__WHAT THE TASK REQUIRES__. Below are the records. List every line holding the word "ningún".

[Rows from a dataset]
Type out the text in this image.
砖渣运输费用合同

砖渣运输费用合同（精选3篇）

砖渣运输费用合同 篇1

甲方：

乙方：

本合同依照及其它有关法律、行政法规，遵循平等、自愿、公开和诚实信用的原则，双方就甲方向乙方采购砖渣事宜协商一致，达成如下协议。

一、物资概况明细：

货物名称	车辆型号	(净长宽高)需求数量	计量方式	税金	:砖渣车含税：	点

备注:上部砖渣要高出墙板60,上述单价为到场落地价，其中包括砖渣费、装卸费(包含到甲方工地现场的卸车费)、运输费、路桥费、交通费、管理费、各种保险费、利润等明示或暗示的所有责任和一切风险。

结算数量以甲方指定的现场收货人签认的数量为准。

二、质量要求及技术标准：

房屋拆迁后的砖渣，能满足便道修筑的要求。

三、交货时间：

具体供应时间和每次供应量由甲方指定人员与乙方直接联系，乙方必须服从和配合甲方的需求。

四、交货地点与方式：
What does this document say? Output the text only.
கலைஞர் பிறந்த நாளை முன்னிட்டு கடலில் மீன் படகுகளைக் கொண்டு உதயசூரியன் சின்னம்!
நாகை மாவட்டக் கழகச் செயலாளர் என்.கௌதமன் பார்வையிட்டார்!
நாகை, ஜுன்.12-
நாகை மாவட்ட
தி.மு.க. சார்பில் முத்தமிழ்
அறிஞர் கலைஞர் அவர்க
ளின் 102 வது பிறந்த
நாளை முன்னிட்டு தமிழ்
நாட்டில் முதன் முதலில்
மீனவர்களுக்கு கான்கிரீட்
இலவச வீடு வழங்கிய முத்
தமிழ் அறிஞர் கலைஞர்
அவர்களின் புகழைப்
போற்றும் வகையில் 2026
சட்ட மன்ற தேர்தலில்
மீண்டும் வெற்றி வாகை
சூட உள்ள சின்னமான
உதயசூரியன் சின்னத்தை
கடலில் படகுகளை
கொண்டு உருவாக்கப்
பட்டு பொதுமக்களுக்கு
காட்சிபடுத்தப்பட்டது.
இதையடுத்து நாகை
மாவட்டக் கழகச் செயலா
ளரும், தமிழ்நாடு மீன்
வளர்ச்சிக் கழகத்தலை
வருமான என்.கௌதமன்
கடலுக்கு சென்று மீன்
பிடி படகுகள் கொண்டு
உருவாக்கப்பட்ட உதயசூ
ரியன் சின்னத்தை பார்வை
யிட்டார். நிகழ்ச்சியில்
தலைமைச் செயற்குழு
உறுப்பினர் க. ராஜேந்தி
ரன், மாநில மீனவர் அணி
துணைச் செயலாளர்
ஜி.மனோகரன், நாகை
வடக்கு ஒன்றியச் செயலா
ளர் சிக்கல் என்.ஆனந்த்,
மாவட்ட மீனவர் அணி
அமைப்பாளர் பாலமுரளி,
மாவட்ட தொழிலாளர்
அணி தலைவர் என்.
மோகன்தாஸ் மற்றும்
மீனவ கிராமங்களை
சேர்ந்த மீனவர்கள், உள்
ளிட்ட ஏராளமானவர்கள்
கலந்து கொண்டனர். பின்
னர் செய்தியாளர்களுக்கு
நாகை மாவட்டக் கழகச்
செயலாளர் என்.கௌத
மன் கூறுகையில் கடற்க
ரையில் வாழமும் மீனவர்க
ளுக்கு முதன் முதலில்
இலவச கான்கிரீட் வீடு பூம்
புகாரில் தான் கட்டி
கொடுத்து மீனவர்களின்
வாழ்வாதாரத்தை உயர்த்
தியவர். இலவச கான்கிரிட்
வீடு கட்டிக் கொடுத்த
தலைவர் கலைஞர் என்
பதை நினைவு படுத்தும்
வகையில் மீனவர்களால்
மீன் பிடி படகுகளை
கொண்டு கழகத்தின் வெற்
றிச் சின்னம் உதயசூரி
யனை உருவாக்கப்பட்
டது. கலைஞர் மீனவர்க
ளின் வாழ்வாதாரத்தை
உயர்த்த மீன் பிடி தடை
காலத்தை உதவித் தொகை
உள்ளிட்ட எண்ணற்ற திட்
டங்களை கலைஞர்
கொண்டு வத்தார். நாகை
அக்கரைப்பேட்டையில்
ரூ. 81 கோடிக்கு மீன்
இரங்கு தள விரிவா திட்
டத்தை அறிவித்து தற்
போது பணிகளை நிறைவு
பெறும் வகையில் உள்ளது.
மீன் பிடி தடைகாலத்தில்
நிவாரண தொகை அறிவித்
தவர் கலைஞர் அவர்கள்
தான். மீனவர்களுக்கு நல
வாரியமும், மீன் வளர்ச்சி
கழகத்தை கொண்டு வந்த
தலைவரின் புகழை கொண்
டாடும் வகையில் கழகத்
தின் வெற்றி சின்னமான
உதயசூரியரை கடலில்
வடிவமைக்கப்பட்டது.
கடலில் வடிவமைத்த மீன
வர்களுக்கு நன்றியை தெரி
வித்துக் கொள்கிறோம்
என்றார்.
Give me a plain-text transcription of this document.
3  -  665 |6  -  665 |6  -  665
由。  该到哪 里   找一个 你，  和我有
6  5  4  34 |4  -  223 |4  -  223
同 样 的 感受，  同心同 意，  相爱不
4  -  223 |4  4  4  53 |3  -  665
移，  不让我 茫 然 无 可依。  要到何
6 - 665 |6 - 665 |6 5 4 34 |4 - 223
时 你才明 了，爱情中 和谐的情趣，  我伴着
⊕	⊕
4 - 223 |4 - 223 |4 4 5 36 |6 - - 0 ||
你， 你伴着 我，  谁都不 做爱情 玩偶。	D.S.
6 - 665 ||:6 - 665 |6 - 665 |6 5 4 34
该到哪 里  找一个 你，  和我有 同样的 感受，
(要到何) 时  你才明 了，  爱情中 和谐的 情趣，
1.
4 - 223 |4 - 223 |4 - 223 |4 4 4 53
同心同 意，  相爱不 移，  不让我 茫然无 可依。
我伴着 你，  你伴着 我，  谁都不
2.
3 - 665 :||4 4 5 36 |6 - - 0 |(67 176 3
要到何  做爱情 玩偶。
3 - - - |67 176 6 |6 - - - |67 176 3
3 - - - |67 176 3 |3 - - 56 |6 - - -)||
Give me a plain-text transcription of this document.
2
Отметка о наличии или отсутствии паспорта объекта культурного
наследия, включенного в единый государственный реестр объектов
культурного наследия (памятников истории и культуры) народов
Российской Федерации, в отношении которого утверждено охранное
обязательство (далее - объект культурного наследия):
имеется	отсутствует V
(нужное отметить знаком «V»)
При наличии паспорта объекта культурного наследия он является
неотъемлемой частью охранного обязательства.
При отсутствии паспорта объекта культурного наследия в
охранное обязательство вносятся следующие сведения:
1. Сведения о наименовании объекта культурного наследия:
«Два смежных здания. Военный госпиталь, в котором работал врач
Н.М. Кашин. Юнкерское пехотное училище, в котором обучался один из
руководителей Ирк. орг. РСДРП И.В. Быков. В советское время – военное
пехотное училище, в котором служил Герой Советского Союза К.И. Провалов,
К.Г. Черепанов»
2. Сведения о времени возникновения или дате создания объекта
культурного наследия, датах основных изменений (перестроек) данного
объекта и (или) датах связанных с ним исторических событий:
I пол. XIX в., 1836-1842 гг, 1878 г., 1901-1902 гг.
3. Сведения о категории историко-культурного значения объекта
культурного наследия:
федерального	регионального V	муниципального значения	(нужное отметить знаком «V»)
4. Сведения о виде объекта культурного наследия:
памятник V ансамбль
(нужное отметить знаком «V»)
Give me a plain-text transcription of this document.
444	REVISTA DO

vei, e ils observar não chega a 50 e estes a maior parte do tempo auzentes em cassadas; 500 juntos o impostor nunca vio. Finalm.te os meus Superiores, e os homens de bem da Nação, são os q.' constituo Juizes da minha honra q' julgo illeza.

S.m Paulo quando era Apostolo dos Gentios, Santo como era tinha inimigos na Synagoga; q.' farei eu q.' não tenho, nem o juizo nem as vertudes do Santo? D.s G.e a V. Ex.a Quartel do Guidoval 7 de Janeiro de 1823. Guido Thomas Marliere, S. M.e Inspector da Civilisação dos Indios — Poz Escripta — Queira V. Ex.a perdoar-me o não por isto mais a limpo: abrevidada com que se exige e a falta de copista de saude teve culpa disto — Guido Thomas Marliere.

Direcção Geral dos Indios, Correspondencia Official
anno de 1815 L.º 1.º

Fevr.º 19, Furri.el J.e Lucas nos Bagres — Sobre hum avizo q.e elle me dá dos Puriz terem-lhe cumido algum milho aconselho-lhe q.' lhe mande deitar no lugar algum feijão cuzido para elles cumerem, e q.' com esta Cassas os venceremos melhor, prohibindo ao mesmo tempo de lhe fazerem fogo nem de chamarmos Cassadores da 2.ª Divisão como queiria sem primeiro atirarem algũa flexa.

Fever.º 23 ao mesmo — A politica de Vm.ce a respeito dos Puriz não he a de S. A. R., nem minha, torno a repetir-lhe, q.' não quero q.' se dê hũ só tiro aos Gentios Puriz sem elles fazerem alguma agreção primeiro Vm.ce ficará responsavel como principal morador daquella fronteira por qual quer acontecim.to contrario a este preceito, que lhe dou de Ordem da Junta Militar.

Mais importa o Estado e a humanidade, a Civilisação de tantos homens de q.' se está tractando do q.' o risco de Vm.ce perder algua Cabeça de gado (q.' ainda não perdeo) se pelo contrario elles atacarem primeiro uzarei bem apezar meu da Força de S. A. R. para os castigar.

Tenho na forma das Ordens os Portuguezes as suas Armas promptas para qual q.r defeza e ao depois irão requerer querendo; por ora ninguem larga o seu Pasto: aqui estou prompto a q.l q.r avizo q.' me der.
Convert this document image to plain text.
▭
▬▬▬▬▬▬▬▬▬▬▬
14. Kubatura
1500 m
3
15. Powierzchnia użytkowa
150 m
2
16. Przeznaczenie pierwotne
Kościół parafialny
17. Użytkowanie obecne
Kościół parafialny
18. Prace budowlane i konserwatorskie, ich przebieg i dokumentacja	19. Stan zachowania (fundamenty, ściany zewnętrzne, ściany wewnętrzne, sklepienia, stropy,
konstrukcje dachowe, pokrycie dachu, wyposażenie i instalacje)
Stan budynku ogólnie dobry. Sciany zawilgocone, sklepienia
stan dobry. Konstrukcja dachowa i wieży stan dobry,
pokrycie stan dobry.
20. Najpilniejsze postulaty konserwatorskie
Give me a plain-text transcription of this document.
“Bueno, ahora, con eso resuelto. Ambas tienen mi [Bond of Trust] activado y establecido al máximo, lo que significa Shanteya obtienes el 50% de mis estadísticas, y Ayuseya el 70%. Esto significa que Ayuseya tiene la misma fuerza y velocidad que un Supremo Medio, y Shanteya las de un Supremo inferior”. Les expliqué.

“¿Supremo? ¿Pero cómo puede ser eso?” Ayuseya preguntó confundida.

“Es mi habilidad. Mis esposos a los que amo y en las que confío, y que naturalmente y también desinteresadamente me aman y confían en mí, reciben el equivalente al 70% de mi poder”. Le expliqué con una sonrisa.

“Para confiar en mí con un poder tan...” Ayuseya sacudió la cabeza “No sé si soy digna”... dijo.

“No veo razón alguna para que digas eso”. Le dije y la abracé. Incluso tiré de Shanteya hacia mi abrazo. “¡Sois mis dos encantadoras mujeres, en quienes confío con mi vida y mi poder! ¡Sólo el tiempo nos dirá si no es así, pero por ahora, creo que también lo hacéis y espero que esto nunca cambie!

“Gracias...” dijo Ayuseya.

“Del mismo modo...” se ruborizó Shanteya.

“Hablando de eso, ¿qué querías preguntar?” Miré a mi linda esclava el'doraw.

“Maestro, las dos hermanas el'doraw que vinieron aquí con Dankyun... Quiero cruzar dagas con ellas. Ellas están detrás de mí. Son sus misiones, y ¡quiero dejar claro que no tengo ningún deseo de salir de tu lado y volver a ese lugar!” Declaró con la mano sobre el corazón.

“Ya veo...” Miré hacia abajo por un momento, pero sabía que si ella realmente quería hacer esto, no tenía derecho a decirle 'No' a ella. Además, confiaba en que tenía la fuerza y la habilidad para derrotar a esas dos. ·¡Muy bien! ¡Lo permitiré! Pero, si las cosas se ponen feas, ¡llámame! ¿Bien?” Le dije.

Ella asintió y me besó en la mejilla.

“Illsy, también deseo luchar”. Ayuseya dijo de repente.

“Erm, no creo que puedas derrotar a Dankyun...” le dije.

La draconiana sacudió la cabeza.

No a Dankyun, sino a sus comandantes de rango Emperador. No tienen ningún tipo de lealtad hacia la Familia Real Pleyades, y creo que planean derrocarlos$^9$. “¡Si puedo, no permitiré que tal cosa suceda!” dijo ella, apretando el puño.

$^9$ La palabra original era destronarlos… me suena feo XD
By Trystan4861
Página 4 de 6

__RESULT OF THIS EXERCISE__.
“Maestro, las dos hermanas el'doraw que vinieron aquí con Dankyun... Quiero cruzar dagas con ellas. Ellas están detrás de mí. Son sus misiones, y ¡quiero dejar claro que no tengo ningún deseo de salir de tu lado y volver a ese lugar!” Declaró con la mano sobre el corazón.
No a Dankyun, sino a sus comandantes de rango Emperador. No tienen ningún tipo de lealtad hacia la Familia Real Pleyades, y creo que planean derrocarlos$^9$. “¡Si puedo, no permitiré que tal cosa suceda!” dijo ella, apretando el puño.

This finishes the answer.